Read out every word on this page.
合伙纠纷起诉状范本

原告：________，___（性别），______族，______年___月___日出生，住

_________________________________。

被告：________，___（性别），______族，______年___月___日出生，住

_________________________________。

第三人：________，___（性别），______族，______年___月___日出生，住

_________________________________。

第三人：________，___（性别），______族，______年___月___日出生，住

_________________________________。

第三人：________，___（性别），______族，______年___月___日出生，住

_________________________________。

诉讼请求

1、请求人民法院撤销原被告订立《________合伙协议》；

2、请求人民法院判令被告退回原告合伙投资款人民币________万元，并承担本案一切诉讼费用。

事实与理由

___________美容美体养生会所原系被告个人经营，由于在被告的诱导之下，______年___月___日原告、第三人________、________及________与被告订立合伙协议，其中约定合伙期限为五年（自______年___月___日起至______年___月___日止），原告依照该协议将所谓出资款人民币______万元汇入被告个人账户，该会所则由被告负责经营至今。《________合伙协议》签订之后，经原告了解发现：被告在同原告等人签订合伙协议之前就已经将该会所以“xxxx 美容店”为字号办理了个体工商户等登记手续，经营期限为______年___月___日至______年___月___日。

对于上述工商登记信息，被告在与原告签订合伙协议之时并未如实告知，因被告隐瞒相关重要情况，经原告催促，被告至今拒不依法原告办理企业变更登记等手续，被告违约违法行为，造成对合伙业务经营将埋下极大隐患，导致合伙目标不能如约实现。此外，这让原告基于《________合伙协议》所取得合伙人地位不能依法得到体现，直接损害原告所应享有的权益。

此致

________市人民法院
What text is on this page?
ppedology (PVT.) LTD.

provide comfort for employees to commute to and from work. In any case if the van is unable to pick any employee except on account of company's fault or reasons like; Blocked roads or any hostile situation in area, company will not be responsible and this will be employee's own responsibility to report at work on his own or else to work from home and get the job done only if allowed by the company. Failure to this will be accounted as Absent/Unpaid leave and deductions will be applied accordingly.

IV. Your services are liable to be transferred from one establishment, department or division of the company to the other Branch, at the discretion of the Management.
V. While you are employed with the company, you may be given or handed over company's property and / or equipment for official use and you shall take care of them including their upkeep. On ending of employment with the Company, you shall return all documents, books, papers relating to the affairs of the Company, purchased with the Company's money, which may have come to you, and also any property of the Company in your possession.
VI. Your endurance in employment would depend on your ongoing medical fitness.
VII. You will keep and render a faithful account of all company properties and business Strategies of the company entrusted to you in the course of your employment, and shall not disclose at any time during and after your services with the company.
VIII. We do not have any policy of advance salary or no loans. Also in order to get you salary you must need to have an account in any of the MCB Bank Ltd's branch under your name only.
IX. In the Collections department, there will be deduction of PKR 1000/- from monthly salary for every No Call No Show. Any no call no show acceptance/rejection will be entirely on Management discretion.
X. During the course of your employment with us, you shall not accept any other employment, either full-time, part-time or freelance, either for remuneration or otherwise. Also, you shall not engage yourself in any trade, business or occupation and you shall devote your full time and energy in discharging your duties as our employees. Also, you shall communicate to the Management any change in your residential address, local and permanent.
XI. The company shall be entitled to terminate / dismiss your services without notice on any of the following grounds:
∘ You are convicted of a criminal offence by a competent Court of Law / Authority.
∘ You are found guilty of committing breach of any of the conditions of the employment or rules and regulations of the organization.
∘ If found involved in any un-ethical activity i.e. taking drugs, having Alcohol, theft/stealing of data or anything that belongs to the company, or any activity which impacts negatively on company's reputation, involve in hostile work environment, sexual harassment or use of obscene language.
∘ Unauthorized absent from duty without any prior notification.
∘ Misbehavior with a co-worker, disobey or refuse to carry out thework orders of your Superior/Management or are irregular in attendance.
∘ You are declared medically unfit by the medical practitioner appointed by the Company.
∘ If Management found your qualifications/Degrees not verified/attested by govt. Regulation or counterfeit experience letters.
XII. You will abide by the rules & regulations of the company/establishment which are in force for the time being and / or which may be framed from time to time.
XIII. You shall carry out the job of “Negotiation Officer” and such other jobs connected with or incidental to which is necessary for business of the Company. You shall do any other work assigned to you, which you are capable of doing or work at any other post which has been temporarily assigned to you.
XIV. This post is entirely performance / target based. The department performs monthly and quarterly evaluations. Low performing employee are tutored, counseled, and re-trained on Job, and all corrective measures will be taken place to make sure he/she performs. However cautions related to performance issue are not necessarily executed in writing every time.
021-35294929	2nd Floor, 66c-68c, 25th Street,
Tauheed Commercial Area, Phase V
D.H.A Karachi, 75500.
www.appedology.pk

————————

Directions for this task: Copy out every line in the entries above that holds "monthly".

Response:
IX. In the Collections department, there will be deduction of PKR 1000/- from monthly salary for every No Call No Show. Any no call no show acceptance/rejection will be entirely on Management discretion.
XIV. This post is entirely performance / target based. The department performs monthly and quarterly evaluations. Low performing employee are tutored, counseled, and re-trained on Job, and all corrective measures will be taken place to make sure he/she performs. However cautions related to performance issue are not necessarily executed in writing every time.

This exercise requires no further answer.